__Directions__. Scan the records for the string "subtitle"; copy each line where it occurs.

Stored records
┌──

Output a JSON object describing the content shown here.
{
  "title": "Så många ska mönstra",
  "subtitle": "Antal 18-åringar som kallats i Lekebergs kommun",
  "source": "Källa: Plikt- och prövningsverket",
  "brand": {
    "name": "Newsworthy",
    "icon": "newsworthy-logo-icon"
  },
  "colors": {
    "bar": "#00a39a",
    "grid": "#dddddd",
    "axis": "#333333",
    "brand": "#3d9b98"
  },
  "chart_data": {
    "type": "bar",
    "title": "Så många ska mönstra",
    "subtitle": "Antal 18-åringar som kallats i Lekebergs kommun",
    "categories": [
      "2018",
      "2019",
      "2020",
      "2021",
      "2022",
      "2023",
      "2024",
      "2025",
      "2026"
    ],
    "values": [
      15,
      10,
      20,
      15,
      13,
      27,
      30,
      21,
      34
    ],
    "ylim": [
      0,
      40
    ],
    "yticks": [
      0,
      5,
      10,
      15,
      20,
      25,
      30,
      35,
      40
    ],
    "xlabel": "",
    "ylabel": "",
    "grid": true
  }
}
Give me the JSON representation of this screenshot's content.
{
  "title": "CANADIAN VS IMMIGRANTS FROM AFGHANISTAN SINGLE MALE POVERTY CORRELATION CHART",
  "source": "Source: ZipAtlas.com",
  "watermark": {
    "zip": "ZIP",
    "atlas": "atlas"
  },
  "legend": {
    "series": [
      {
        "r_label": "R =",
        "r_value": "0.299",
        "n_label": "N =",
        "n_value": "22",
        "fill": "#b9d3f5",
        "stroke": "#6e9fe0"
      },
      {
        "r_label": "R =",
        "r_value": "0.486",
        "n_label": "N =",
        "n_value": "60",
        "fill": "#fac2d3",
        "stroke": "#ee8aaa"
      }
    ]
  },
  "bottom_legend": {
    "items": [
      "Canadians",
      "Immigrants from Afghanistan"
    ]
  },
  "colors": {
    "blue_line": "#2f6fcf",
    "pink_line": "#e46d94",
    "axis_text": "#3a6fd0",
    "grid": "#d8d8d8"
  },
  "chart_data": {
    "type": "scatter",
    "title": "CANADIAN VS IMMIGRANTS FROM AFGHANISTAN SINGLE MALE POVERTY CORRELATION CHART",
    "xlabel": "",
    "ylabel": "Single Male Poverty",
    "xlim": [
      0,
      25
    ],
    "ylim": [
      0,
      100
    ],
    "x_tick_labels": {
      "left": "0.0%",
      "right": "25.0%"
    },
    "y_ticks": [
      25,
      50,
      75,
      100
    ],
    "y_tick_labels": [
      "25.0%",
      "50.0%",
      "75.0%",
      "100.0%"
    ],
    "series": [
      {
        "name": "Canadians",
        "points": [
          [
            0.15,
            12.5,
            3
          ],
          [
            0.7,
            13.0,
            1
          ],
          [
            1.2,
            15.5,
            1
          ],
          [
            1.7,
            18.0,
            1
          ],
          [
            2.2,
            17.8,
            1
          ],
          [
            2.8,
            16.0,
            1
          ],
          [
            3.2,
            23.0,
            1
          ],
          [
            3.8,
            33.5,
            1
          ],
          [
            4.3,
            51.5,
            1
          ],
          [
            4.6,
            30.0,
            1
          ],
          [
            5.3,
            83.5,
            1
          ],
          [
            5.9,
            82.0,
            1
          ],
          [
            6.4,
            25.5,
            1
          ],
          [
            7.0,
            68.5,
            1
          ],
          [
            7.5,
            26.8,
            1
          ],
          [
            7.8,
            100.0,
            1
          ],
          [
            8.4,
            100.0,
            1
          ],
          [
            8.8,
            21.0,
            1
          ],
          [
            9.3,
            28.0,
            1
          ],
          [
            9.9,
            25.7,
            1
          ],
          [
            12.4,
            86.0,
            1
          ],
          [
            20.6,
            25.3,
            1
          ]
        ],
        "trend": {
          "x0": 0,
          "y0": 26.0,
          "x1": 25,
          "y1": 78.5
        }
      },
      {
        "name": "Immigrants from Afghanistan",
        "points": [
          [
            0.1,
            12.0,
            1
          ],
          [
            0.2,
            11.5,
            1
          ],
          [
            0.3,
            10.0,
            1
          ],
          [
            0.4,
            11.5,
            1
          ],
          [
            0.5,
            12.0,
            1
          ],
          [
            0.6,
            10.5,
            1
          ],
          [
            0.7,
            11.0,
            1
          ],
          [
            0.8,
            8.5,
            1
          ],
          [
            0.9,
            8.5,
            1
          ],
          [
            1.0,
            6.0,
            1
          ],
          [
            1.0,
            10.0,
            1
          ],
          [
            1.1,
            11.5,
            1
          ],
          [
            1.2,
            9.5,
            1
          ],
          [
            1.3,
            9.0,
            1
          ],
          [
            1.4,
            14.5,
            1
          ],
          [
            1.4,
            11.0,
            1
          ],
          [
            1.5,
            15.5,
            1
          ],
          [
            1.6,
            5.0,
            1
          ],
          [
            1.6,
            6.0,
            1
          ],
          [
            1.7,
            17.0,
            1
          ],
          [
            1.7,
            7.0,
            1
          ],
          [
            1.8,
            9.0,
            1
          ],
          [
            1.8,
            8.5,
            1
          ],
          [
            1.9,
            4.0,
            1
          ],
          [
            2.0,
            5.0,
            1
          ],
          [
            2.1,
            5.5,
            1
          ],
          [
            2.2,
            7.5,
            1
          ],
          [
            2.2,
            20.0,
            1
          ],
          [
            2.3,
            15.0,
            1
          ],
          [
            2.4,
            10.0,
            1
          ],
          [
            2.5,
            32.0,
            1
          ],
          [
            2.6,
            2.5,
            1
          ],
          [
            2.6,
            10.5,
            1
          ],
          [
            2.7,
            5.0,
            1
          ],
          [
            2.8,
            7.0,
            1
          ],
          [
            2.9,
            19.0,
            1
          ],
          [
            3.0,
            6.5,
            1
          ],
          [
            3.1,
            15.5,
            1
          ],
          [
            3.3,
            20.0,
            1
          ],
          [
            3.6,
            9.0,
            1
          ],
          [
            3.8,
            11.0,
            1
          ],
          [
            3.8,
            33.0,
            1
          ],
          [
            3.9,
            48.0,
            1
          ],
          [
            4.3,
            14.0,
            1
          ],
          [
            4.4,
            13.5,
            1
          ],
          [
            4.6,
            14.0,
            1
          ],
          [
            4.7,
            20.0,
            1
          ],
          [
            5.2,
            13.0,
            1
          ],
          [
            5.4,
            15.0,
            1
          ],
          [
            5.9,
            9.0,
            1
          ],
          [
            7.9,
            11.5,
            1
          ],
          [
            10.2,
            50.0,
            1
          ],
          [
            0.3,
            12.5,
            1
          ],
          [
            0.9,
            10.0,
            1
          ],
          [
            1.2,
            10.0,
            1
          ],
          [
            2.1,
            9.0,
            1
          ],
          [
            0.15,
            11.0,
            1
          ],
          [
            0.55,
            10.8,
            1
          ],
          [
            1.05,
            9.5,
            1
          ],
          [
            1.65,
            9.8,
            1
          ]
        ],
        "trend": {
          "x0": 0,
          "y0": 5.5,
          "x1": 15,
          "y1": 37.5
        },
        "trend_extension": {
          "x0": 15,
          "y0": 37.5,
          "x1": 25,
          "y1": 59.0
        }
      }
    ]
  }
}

└──

__Response__.
  "subtitle": "Antal 18-åringar som kallats i Lekebergs kommun",
    "subtitle": "Antal 18-åringar som kallats i Lekebergs kommun",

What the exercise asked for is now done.